## Aim of the task
Scan the records below for lines with the word "ticks", then state how many you find and nothing else.

## Entries shown
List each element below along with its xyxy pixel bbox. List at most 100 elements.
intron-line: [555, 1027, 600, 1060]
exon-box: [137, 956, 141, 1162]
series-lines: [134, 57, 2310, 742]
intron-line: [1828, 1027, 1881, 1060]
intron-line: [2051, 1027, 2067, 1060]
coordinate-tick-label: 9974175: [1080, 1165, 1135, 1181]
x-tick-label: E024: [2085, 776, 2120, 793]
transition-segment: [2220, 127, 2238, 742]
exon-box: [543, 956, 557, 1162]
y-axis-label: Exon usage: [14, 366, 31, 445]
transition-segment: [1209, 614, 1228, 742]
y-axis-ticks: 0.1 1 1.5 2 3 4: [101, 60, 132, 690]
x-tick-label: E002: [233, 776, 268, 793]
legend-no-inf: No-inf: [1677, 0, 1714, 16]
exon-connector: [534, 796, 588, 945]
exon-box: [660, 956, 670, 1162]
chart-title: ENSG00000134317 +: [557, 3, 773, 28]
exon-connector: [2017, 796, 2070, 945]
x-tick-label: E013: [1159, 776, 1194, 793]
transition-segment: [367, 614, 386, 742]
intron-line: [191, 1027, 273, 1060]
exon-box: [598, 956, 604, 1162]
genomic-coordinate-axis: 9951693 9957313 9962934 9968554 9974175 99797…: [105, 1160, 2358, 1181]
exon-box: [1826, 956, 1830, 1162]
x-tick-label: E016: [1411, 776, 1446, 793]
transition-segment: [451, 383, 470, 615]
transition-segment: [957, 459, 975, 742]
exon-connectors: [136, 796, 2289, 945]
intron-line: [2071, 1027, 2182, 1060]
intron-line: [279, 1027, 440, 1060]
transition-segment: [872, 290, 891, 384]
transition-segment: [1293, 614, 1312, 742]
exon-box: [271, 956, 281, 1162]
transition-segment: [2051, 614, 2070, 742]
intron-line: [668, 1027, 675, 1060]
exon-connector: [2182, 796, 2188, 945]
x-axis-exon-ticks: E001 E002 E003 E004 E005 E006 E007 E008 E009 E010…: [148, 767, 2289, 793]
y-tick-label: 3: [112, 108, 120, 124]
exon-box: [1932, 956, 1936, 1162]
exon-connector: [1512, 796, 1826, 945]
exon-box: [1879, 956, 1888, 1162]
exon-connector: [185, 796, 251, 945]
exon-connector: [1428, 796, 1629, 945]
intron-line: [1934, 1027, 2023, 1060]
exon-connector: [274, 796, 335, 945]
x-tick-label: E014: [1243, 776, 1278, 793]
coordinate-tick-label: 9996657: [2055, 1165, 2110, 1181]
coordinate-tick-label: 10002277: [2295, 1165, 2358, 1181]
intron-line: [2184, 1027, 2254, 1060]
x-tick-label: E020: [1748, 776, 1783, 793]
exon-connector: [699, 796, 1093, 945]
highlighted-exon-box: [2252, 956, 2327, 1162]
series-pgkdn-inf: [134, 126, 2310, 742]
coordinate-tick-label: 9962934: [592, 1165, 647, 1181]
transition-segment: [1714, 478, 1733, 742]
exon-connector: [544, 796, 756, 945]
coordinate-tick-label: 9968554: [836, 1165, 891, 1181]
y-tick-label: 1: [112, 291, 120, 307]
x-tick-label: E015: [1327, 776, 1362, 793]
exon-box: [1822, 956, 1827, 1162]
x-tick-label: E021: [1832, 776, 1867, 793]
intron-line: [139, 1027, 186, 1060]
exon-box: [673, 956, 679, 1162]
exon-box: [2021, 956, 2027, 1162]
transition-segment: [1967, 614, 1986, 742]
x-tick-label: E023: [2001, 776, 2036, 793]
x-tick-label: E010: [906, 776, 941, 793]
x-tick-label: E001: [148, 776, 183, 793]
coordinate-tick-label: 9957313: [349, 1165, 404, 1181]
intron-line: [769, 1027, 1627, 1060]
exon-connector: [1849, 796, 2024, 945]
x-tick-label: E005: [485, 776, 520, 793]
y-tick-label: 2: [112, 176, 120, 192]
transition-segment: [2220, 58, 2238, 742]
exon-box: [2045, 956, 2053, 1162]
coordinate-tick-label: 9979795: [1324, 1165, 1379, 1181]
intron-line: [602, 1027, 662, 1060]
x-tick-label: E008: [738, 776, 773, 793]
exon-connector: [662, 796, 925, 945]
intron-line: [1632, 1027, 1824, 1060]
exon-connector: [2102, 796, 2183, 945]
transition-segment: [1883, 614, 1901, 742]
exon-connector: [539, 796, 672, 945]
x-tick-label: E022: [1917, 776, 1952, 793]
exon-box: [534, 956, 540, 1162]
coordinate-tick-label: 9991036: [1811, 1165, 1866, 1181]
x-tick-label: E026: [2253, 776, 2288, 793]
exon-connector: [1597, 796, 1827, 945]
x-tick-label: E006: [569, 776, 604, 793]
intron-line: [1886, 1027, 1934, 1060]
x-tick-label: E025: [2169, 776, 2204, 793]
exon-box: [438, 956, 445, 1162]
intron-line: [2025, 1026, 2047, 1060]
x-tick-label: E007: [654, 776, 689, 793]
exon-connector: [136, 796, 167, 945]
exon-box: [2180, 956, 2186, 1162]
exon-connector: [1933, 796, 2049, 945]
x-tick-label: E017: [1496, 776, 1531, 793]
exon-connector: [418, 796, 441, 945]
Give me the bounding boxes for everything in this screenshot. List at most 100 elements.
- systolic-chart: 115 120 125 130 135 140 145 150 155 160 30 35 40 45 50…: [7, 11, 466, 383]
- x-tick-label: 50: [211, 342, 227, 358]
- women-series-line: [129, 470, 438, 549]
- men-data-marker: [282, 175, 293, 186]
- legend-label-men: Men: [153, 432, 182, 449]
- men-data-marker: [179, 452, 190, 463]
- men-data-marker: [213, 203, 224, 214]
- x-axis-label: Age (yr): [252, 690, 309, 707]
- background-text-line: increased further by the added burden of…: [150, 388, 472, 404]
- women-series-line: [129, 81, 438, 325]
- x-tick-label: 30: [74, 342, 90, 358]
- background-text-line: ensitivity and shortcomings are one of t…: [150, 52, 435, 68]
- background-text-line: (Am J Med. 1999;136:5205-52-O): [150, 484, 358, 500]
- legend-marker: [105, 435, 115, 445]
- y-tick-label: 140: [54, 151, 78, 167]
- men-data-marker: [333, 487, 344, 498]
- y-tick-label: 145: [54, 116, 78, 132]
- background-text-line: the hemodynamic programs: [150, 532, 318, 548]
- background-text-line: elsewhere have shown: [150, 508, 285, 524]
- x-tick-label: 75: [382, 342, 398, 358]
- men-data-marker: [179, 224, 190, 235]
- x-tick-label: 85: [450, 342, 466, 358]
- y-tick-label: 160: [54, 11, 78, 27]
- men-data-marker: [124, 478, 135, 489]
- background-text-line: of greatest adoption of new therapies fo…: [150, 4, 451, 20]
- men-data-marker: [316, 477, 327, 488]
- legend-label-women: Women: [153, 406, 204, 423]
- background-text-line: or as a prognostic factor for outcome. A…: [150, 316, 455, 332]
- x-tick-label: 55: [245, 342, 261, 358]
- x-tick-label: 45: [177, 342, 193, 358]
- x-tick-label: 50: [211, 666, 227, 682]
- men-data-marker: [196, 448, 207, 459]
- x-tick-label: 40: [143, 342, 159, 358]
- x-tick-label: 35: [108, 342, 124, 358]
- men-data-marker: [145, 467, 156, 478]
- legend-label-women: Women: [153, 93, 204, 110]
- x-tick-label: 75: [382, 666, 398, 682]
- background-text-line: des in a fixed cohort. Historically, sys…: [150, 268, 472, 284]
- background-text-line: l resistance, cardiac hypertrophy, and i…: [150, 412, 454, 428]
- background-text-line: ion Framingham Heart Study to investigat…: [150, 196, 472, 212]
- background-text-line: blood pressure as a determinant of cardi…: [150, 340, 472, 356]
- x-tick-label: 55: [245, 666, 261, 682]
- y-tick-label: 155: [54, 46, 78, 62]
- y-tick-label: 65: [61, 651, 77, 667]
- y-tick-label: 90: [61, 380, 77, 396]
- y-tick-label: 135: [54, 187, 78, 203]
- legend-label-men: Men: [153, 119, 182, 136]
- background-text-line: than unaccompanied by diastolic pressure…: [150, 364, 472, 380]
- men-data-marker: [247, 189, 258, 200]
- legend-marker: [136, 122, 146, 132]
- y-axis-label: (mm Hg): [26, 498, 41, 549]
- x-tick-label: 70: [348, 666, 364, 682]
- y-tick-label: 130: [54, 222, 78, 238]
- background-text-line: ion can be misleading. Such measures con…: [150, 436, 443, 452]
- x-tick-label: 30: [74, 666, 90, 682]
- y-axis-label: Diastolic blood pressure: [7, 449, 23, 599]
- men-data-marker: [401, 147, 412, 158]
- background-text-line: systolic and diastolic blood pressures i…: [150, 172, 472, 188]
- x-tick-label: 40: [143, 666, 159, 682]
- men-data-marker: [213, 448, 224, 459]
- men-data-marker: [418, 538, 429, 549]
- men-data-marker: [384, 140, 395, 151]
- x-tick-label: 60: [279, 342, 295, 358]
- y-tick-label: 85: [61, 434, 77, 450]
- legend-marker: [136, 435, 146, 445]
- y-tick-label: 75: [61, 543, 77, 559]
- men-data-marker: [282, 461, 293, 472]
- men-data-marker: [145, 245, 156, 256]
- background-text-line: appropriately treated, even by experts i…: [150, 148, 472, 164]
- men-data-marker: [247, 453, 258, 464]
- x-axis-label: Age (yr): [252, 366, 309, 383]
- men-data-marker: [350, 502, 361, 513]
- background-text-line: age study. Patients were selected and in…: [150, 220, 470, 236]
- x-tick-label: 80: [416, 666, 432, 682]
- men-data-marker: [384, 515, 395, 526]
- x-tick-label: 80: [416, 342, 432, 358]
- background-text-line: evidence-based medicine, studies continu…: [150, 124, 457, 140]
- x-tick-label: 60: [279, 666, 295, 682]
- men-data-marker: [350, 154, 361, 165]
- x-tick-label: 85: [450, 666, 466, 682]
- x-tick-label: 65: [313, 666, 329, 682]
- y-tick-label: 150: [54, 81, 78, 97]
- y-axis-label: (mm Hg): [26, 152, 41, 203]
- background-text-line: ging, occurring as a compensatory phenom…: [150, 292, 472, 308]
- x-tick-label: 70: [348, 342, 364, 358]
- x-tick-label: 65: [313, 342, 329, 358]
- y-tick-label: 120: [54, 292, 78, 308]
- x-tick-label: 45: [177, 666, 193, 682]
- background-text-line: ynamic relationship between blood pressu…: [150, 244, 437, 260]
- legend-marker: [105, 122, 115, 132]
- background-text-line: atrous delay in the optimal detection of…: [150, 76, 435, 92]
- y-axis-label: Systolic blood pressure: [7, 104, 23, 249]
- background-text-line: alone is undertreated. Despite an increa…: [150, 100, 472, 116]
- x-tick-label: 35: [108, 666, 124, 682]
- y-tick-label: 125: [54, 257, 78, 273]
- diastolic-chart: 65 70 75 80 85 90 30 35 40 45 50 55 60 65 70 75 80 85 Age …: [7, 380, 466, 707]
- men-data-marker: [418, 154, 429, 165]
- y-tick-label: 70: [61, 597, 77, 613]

## Answer area
2